What you have to do
Transcribe all of the material exactly, except for its pictures.

-- Begin --

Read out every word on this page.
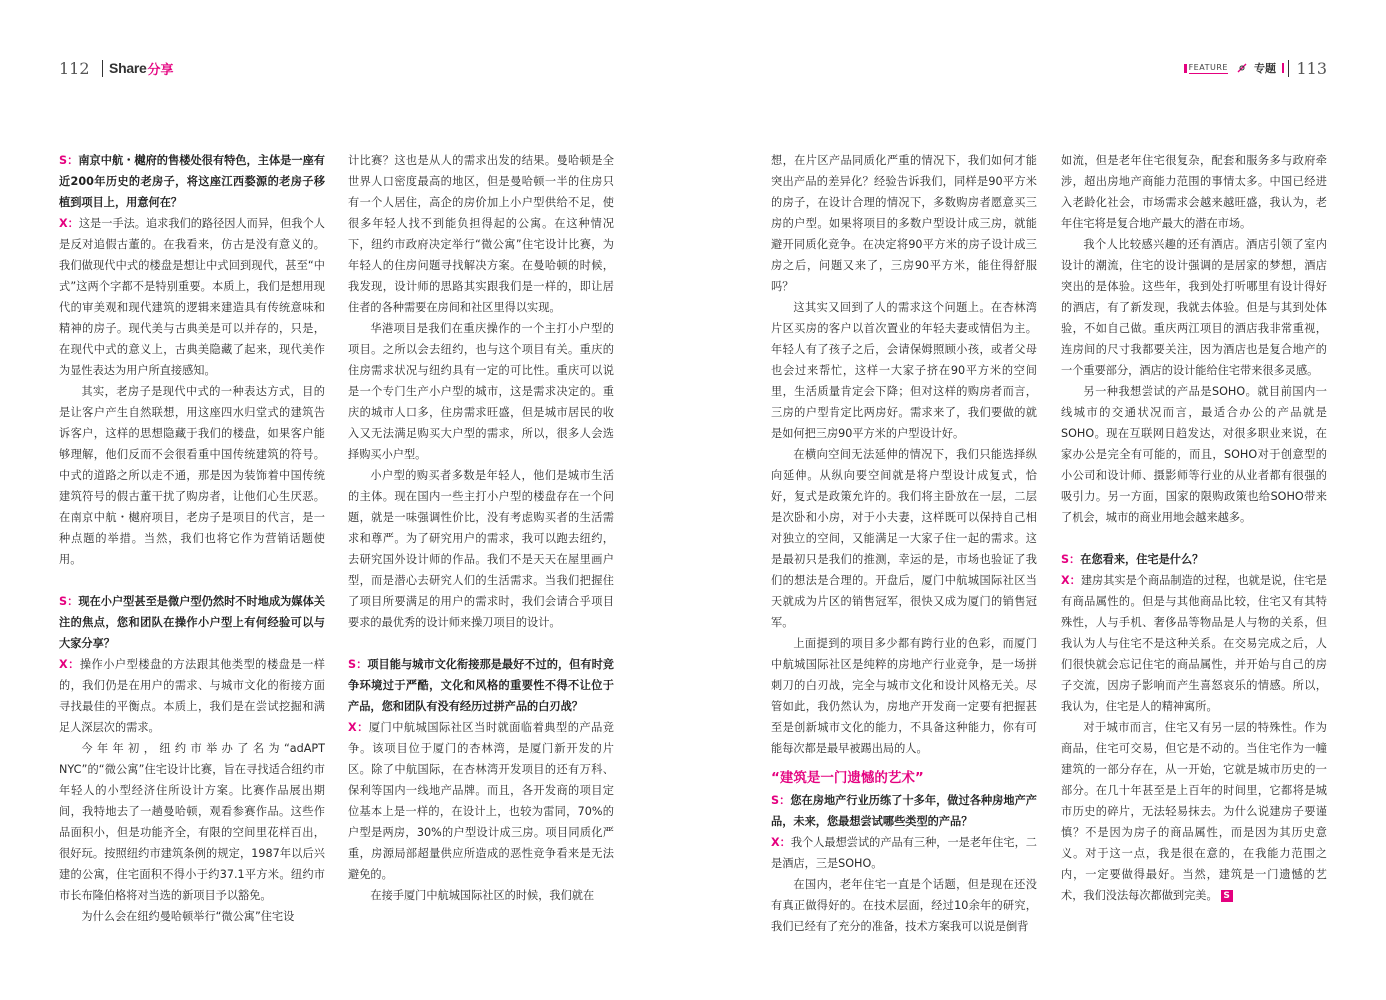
112 Share 分享	FEATURE 专题 113

S：南京中航・樾府的售楼处很有特色，主体是一座有近200年历史的老房子，将这座江西婺源的老房子移植到项目上，用意何在？

X：这是一手法。追求我们的路径因人而异，但我个人是反对追假古董的。在我看来，仿古是没有意义的。我们做现代中式的楼盘是想让中式回到现代，甚至“中式”这两个字都不是特别重要。本质上，我们是想用现代的审美观和现代建筑的逻辑来建造具有传统意味和精神的房子。现代美与古典美是可以并存的，只是，在现代中式的意义上，古典美隐藏了起来，现代美作为显性表达为用户所直接感知。

其实，老房子是现代中式的一种表达方式，目的是让客户产生自然联想，用这座四水归堂式的建筑告诉客户，这样的思想隐藏于我们的楼盘，如果客户能够理解，他们反而不会很看重中国传统建筑的符号。中式的道路之所以走不通，那是因为装饰着中国传统建筑符号的假古董干扰了购房者，让他们心生厌恶。在南京中航・樾府项目，老房子是项目的代言，是一种点题的举措。当然，我们也将它作为营销话题使用。

S：现在小户型甚至是微户型仍然时不时地成为媒体关注的焦点，您和团队在操作小户型上有何经验可以与大家分享？

X：操作小户型楼盘的方法跟其他类型的楼盘是一样的，我们仍是在用户的需求、与城市文化的衔接方面寻找最佳的平衡点。本质上，我们是在尝试挖掘和满足人深层次的需求。

今年年初，纽约市举办了名为“adAPT NYC”的“微公寓”住宅设计比赛，旨在寻找适合纽约市年轻人的小型经济住所设计方案。比赛作品展出期间，我特地去了一趟曼哈顿，观看参赛作品。这些作品面积小，但是功能齐全，有限的空间里花样百出，很好玩。按照纽约市建筑条例的规定，1987年以后兴建的公寓，住宅面积不得小于约37.1平方米。纽约市市长布隆伯格将对当选的新项目予以豁免。

为什么会在纽约曼哈顿举行“微公寓”住宅设

计比赛？这也是从人的需求出发的结果。曼哈顿是全世界人口密度最高的地区，但是曼哈顿一半的住房只有一个人居住，高企的房价加上小户型供给不足，使很多年轻人找不到能负担得起的公寓。在这种情况下，纽约市政府决定举行“微公寓”住宅设计比赛，为年轻人的住房问题寻找解决方案。在曼哈顿的时候，我发现，设计师的思路其实跟我们是一样的，即让居住者的各种需要在房间和社区里得以实现。

华港项目是我们在重庆操作的一个主打小户型的项目。之所以会去纽约，也与这个项目有关。重庆的住房需求状况与纽约具有一定的可比性。重庆可以说是一个专门生产小户型的城市，这是需求决定的。重庆的城市人口多，住房需求旺盛，但是城市居民的收入又无法满足购买大户型的需求，所以，很多人会选择购买小户型。

小户型的购买者多数是年轻人，他们是城市生活的主体。现在国内一些主打小户型的楼盘存在一个问题，就是一味强调性价比，没有考虑购买者的生活需求和尊严。为了研究用户的需求，我可以跑去纽约，去研究国外设计师的作品。我们不是天天在屋里画户型，而是潜心去研究人们的生活需求。当我们把握住了项目所要满足的用户的需求时，我们会请合乎项目要求的最优秀的设计师来操刀项目的设计。

S：项目能与城市文化衔接那是最好不过的，但有时竞争环境过于严酷，文化和风格的重要性不得不让位于产品，您和团队有没有经历过拼产品的白刃战？

X：厦门中航城国际社区当时就面临着典型的产品竞争。该项目位于厦门的杏林湾，是厦门新开发的片区。除了中航国际，在杏林湾开发项目的还有万科、保利等国内一线地产品牌。而且，各开发商的项目定位基本上是一样的，在设计上，也较为雷同，70%的户型是两房，30%的户型设计成三房。项目同质化严重，房源局部超量供应所造成的恶性竞争看来是无法避免的。

在接手厦门中航城国际社区的时候，我们就在

想，在片区产品同质化严重的情况下，我们如何才能突出产品的差异化？经验告诉我们，同样是90平方米的房子，在设计合理的情况下，多数购房者愿意买三房的户型。如果将项目的多数户型设计成三房，就能避开同质化竞争。在决定将90平方米的房子设计成三房之后，问题又来了，三房90平方米，能住得舒服吗？

这其实又回到了人的需求这个问题上。在杏林湾片区买房的客户以首次置业的年轻夫妻或情侣为主。年轻人有了孩子之后，会请保姆照顾小孩，或者父母也会过来帮忙，这样一大家子挤在90平方米的空间里，生活质量肯定会下降；但对这样的购房者而言，三房的户型肯定比两房好。需求来了，我们要做的就是如何把三房90平方米的户型设计好。

在横向空间无法延伸的情况下，我们只能选择纵向延伸。从纵向要空间就是将户型设计成复式，恰好，复式是政策允许的。我们将主卧放在一层，二层是次卧和小房，对于小夫妻，这样既可以保持自己相对独立的空间，又能满足一大家子住一起的需求。这是最初只是我们的推测，幸运的是，市场也验证了我们的想法是合理的。开盘后，厦门中航城国际社区当天就成为片区的销售冠军，很快又成为厦门的销售冠军。

上面提到的项目多少都有跨行业的色彩，而厦门中航城国际社区是纯粹的房地产行业竞争，是一场拼刺刀的白刃战，完全与城市文化和设计风格无关。尽管如此，我仍然认为，房地产开发商一定要有把握甚至是创新城市文化的能力，不具备这种能力，你有可能每次都是最早被踢出局的人。

“建筑是一门遗憾的艺术”

S：您在房地产行业历练了十多年，做过各种房地产产品，未来，您最想尝试哪些类型的产品？

X：我个人最想尝试的产品有三种，一是老年住宅，二是酒店，三是SOHO。

在国内，老年住宅一直是个话题，但是现在还没有真正做得好的。在技术层面，经过10余年的研究，我们已经有了充分的准备，技术方案我可以说是倒背

如流，但是老年住宅很复杂，配套和服务多与政府牵涉，超出房地产商能力范围的事情太多。中国已经进入老龄化社会，市场需求会越来越旺盛，我认为，老年住宅将是复合地产最大的潜在市场。

我个人比较感兴趣的还有酒店。酒店引领了室内设计的潮流，住宅的设计强调的是居家的梦想，酒店突出的是体验。这些年，我到处打听哪里有设计得好的酒店，有了新发现，我就去体验。但是与其到处体验，不如自己做。重庆两江项目的酒店我非常重视，连房间的尺寸我都要关注，因为酒店也是复合地产的一个重要部分，酒店的设计能给住宅带来很多灵感。

另一种我想尝试的产品是SOHO。就目前国内一线城市的交通状况而言，最适合办公的产品就是SOHO。现在互联网日趋发达，对很多职业来说，在家办公是完全有可能的，而且，SOHO对于创意型的小公司和设计师、摄影师等行业的从业者都有很强的吸引力。另一方面，国家的限购政策也给SOHO带来了机会，城市的商业用地会越来越多。

S：在您看来，住宅是什么？

X：建房其实是个商品制造的过程，也就是说，住宅是有商品属性的。但是与其他商品比较，住宅又有其特殊性，人与手机、奢侈品等物品是人与物的关系，但我认为人与住宅不是这种关系。在交易完成之后，人们很快就会忘记住宅的商品属性，并开始与自己的房子交流，因房子影响而产生喜怒哀乐的情感。所以，我认为，住宅是人的精神寓所。

对于城市而言，住宅又有另一层的特殊性。作为商品，住宅可交易，但它是不动的。当住宅作为一幢建筑的一部分存在，从一开始，它就是城市历史的一部分。在几十年甚至是上百年的时间里，它都将是城市历史的碎片，无法轻易抹去。为什么说建房子要谨慎？不是因为房子的商品属性，而是因为其历史意义。对于这一点，我是很在意的，在我能力范围之内，一定要做得最好。当然，建筑是一门遗憾的艺术，我们没法每次都做到完美。 S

-- End --

Solution to the exercise
Read out every word on this page.
112 Share 分享	FEATURE 专题 113

S：南京中航・樾府的售楼处很有特色，主体是一座有近200年历史的老房子，将这座江西婺源的老房子移植到项目上，用意何在？

X：这是一手法。追求我们的路径因人而异，但我个人是反对追假古董的。在我看来，仿古是没有意义的。我们做现代中式的楼盘是想让中式回到现代，甚至“中式”这两个字都不是特别重要。本质上，我们是想用现代的审美观和现代建筑的逻辑来建造具有传统意味和精神的房子。现代美与古典美是可以并存的，只是，在现代中式的意义上，古典美隐藏了起来，现代美作为显性表达为用户所直接感知。

其实，老房子是现代中式的一种表达方式，目的是让客户产生自然联想，用这座四水归堂式的建筑告诉客户，这样的思想隐藏于我们的楼盘，如果客户能够理解，他们反而不会很看重中国传统建筑的符号。中式的道路之所以走不通，那是因为装饰着中国传统建筑符号的假古董干扰了购房者，让他们心生厌恶。在南京中航・樾府项目，老房子是项目的代言，是一种点题的举措。当然，我们也将它作为营销话题使用。

S：现在小户型甚至是微户型仍然时不时地成为媒体关注的焦点，您和团队在操作小户型上有何经验可以与大家分享？

X：操作小户型楼盘的方法跟其他类型的楼盘是一样的，我们仍是在用户的需求、与城市文化的衔接方面寻找最佳的平衡点。本质上，我们是在尝试挖掘和满足人深层次的需求。

今年年初，纽约市举办了名为“adAPT NYC”的“微公寓”住宅设计比赛，旨在寻找适合纽约市年轻人的小型经济住所设计方案。比赛作品展出期间，我特地去了一趟曼哈顿，观看参赛作品。这些作品面积小，但是功能齐全，有限的空间里花样百出，很好玩。按照纽约市建筑条例的规定，1987年以后兴建的公寓，住宅面积不得小于约37.1平方米。纽约市市长布隆伯格将对当选的新项目予以豁免。

为什么会在纽约曼哈顿举行“微公寓”住宅设

计比赛？这也是从人的需求出发的结果。曼哈顿是全世界人口密度最高的地区，但是曼哈顿一半的住房只有一个人居住，高企的房价加上小户型供给不足，使很多年轻人找不到能负担得起的公寓。在这种情况下，纽约市政府决定举行“微公寓”住宅设计比赛，为年轻人的住房问题寻找解决方案。在曼哈顿的时候，我发现，设计师的思路其实跟我们是一样的，即让居住者的各种需要在房间和社区里得以实现。

华港项目是我们在重庆操作的一个主打小户型的项目。之所以会去纽约，也与这个项目有关。重庆的住房需求状况与纽约具有一定的可比性。重庆可以说是一个专门生产小户型的城市，这是需求决定的。重庆的城市人口多，住房需求旺盛，但是城市居民的收入又无法满足购买大户型的需求，所以，很多人会选择购买小户型。

小户型的购买者多数是年轻人，他们是城市生活的主体。现在国内一些主打小户型的楼盘存在一个问题，就是一味强调性价比，没有考虑购买者的生活需求和尊严。为了研究用户的需求，我可以跑去纽约，去研究国外设计师的作品。我们不是天天在屋里画户型，而是潜心去研究人们的生活需求。当我们把握住了项目所要满足的用户的需求时，我们会请合乎项目要求的最优秀的设计师来操刀项目的设计。

S：项目能与城市文化衔接那是最好不过的，但有时竞争环境过于严酷，文化和风格的重要性不得不让位于产品，您和团队有没有经历过拼产品的白刃战？

X：厦门中航城国际社区当时就面临着典型的产品竞争。该项目位于厦门的杏林湾，是厦门新开发的片区。除了中航国际，在杏林湾开发项目的还有万科、保利等国内一线地产品牌。而且，各开发商的项目定位基本上是一样的，在设计上，也较为雷同，70%的户型是两房，30%的户型设计成三房。项目同质化严重，房源局部超量供应所造成的恶性竞争看来是无法避免的。

在接手厦门中航城国际社区的时候，我们就在

想，在片区产品同质化严重的情况下，我们如何才能突出产品的差异化？经验告诉我们，同样是90平方米的房子，在设计合理的情况下，多数购房者愿意买三房的户型。如果将项目的多数户型设计成三房，就能避开同质化竞争。在决定将90平方米的房子设计成三房之后，问题又来了，三房90平方米，能住得舒服吗？

这其实又回到了人的需求这个问题上。在杏林湾片区买房的客户以首次置业的年轻夫妻或情侣为主。年轻人有了孩子之后，会请保姆照顾小孩，或者父母也会过来帮忙，这样一大家子挤在90平方米的空间里，生活质量肯定会下降；但对这样的购房者而言，三房的户型肯定比两房好。需求来了，我们要做的就是如何把三房90平方米的户型设计好。

在横向空间无法延伸的情况下，我们只能选择纵向延伸。从纵向要空间就是将户型设计成复式，恰好，复式是政策允许的。我们将主卧放在一层，二层是次卧和小房，对于小夫妻，这样既可以保持自己相对独立的空间，又能满足一大家子住一起的需求。这是最初只是我们的推测，幸运的是，市场也验证了我们的想法是合理的。开盘后，厦门中航城国际社区当天就成为片区的销售冠军，很快又成为厦门的销售冠军。

上面提到的项目多少都有跨行业的色彩，而厦门中航城国际社区是纯粹的房地产行业竞争，是一场拼刺刀的白刃战，完全与城市文化和设计风格无关。尽管如此，我仍然认为，房地产开发商一定要有把握甚至是创新城市文化的能力，不具备这种能力，你有可能每次都是最早被踢出局的人。

“建筑是一门遗憾的艺术”

S：您在房地产行业历练了十多年，做过各种房地产产品，未来，您最想尝试哪些类型的产品？

X：我个人最想尝试的产品有三种，一是老年住宅，二是酒店，三是SOHO。

在国内，老年住宅一直是个话题，但是现在还没有真正做得好的。在技术层面，经过10余年的研究，我们已经有了充分的准备，技术方案我可以说是倒背

如流，但是老年住宅很复杂，配套和服务多与政府牵涉，超出房地产商能力范围的事情太多。中国已经进入老龄化社会，市场需求会越来越旺盛，我认为，老年住宅将是复合地产最大的潜在市场。

我个人比较感兴趣的还有酒店。酒店引领了室内设计的潮流，住宅的设计强调的是居家的梦想，酒店突出的是体验。这些年，我到处打听哪里有设计得好的酒店，有了新发现，我就去体验。但是与其到处体验，不如自己做。重庆两江项目的酒店我非常重视，连房间的尺寸我都要关注，因为酒店也是复合地产的一个重要部分，酒店的设计能给住宅带来很多灵感。

另一种我想尝试的产品是SOHO。就目前国内一线城市的交通状况而言，最适合办公的产品就是SOHO。现在互联网日趋发达，对很多职业来说，在家办公是完全有可能的，而且，SOHO对于创意型的小公司和设计师、摄影师等行业的从业者都有很强的吸引力。另一方面，国家的限购政策也给SOHO带来了机会，城市的商业用地会越来越多。

S：在您看来，住宅是什么？

X：建房其实是个商品制造的过程，也就是说，住宅是有商品属性的。但是与其他商品比较，住宅又有其特殊性，人与手机、奢侈品等物品是人与物的关系，但我认为人与住宅不是这种关系。在交易完成之后，人们很快就会忘记住宅的商品属性，并开始与自己的房子交流，因房子影响而产生喜怒哀乐的情感。所以，我认为，住宅是人的精神寓所。

对于城市而言，住宅又有另一层的特殊性。作为商品，住宅可交易，但它是不动的。当住宅作为一幢建筑的一部分存在，从一开始，它就是城市历史的一部分。在几十年甚至是上百年的时间里，它都将是城市历史的碎片，无法轻易抹去。为什么说建房子要谨慎？不是因为房子的商品属性，而是因为其历史意义。对于这一点，我是很在意的，在我能力范围之内，一定要做得最好。当然，建筑是一门遗憾的艺术，我们没法每次都做到完美。 S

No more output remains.